Given problem = From the entries that follow, extract each line holding the string "coste".

Raw data =
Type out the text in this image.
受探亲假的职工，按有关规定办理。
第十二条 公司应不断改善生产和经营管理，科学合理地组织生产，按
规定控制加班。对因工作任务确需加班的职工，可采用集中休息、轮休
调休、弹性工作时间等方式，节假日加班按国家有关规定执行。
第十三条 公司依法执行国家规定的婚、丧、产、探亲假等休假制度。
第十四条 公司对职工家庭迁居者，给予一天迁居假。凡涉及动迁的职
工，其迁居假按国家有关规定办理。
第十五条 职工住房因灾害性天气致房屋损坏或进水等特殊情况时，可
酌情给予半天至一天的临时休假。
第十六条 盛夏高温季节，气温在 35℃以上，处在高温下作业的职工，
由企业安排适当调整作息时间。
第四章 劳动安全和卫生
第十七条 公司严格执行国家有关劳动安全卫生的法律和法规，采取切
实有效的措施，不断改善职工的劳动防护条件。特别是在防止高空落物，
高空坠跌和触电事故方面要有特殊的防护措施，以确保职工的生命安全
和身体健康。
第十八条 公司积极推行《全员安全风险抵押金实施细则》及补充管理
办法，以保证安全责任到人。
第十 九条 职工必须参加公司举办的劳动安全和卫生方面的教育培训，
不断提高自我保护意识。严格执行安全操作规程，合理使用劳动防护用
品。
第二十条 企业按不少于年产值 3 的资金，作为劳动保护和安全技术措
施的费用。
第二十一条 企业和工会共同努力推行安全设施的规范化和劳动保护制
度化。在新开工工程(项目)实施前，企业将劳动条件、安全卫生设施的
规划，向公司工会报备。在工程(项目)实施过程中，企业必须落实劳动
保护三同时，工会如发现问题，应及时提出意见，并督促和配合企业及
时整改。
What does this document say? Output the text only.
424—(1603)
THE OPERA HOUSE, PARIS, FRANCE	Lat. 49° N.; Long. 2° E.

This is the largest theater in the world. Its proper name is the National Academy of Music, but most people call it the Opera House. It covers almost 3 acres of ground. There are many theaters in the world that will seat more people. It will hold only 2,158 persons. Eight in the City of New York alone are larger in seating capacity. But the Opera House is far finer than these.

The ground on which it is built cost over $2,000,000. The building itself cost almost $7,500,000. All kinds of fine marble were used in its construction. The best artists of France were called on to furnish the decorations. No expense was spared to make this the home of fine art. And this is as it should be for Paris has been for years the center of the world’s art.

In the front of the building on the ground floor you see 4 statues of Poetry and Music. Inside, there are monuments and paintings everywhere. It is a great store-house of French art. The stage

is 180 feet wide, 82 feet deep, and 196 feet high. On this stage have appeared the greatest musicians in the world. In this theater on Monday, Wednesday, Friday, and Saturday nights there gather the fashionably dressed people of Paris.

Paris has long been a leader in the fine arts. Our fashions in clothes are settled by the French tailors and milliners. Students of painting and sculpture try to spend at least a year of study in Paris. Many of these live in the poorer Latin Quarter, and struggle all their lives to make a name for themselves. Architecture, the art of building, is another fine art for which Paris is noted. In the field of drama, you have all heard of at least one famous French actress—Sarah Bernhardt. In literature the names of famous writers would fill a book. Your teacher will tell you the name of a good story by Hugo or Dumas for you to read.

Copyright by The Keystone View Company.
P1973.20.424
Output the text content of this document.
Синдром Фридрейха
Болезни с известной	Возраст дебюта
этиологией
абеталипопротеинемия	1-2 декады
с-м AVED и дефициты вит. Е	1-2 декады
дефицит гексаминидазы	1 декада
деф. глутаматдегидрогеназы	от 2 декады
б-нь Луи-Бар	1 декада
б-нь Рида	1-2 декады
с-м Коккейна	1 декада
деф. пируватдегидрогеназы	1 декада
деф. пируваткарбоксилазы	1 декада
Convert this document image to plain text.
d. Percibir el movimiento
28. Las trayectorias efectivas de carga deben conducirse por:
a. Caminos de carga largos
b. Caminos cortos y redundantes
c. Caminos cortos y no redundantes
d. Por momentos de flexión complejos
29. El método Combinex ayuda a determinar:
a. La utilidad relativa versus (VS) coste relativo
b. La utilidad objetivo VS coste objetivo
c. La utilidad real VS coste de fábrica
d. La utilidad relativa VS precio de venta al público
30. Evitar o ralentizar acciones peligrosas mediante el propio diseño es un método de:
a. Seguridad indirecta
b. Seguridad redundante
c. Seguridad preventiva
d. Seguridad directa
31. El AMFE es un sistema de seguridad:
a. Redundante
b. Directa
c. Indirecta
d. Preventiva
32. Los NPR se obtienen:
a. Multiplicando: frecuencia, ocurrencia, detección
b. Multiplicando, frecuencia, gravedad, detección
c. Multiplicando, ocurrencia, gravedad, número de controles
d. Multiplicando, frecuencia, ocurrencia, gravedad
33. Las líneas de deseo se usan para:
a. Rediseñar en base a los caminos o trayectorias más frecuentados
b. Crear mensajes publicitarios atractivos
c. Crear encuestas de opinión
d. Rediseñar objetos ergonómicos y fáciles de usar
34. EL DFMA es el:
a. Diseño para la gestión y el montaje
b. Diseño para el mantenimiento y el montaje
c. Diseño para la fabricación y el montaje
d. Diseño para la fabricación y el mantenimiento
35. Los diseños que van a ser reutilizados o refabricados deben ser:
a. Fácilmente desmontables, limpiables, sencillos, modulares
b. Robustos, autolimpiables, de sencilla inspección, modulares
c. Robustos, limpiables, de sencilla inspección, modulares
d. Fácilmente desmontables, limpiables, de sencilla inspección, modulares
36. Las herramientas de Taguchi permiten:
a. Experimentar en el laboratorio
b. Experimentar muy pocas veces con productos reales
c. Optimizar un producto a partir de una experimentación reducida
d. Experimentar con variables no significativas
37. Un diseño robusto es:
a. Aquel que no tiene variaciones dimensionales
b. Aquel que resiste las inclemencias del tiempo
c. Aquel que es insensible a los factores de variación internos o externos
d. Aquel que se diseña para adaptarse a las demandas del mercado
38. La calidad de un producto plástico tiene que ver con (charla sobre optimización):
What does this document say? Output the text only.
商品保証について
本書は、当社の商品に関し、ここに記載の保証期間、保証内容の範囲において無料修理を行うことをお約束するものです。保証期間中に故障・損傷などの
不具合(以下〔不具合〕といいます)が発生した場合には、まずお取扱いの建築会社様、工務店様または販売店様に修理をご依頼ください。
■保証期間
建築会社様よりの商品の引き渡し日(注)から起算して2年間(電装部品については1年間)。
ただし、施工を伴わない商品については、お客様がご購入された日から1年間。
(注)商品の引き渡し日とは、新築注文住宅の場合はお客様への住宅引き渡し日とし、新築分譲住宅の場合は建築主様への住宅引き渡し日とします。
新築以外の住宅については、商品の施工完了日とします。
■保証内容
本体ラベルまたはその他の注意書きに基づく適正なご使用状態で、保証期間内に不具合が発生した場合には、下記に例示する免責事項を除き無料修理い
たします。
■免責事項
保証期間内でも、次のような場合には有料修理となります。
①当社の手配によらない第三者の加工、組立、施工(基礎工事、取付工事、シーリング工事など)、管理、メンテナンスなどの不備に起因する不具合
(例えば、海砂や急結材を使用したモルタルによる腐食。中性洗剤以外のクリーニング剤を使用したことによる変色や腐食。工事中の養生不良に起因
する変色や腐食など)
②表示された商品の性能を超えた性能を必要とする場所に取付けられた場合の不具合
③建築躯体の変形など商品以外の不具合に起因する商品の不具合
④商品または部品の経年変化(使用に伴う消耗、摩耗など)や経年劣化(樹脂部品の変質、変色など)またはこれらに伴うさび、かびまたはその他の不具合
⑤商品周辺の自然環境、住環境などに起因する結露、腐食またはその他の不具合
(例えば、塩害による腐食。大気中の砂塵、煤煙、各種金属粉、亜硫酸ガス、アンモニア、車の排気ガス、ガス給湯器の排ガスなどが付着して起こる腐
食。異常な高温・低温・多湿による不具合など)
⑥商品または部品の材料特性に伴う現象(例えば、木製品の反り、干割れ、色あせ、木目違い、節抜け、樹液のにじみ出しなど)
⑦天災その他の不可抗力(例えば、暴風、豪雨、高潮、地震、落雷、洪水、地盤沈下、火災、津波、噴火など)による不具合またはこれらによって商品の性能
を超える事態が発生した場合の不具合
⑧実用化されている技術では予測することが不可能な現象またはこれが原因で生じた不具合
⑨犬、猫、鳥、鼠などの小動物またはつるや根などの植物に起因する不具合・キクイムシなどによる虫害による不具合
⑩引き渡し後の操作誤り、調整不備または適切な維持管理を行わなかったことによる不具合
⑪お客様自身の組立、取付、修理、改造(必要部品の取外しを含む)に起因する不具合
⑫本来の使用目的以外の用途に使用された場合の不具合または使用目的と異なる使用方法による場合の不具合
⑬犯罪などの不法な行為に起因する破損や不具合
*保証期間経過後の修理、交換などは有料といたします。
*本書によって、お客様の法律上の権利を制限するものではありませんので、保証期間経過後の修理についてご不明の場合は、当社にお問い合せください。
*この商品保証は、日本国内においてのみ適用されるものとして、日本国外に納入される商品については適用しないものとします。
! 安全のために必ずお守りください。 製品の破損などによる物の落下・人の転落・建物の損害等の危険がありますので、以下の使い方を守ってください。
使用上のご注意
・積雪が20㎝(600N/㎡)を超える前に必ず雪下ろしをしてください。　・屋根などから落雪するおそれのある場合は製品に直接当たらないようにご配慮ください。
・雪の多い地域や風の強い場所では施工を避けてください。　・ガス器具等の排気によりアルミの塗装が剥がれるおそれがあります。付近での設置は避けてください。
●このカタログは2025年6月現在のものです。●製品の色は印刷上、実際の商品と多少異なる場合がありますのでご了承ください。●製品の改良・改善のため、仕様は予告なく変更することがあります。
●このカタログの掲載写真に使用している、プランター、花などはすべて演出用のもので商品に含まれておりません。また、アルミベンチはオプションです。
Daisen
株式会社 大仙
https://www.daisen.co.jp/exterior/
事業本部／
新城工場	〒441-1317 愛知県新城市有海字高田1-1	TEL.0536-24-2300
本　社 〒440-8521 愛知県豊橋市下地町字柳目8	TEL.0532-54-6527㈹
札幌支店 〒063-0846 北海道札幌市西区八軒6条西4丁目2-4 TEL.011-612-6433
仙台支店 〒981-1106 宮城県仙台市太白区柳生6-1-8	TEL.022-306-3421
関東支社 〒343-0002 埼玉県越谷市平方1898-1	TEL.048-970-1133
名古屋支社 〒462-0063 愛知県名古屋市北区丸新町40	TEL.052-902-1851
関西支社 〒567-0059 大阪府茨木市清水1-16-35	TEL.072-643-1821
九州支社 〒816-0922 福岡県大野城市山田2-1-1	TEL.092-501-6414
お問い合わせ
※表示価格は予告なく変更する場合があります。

Answer for the task =
a. La utilidad relativa versus (VS) coste relativo
b. La utilidad objetivo VS coste objetivo
c. La utilidad real VS coste de fábrica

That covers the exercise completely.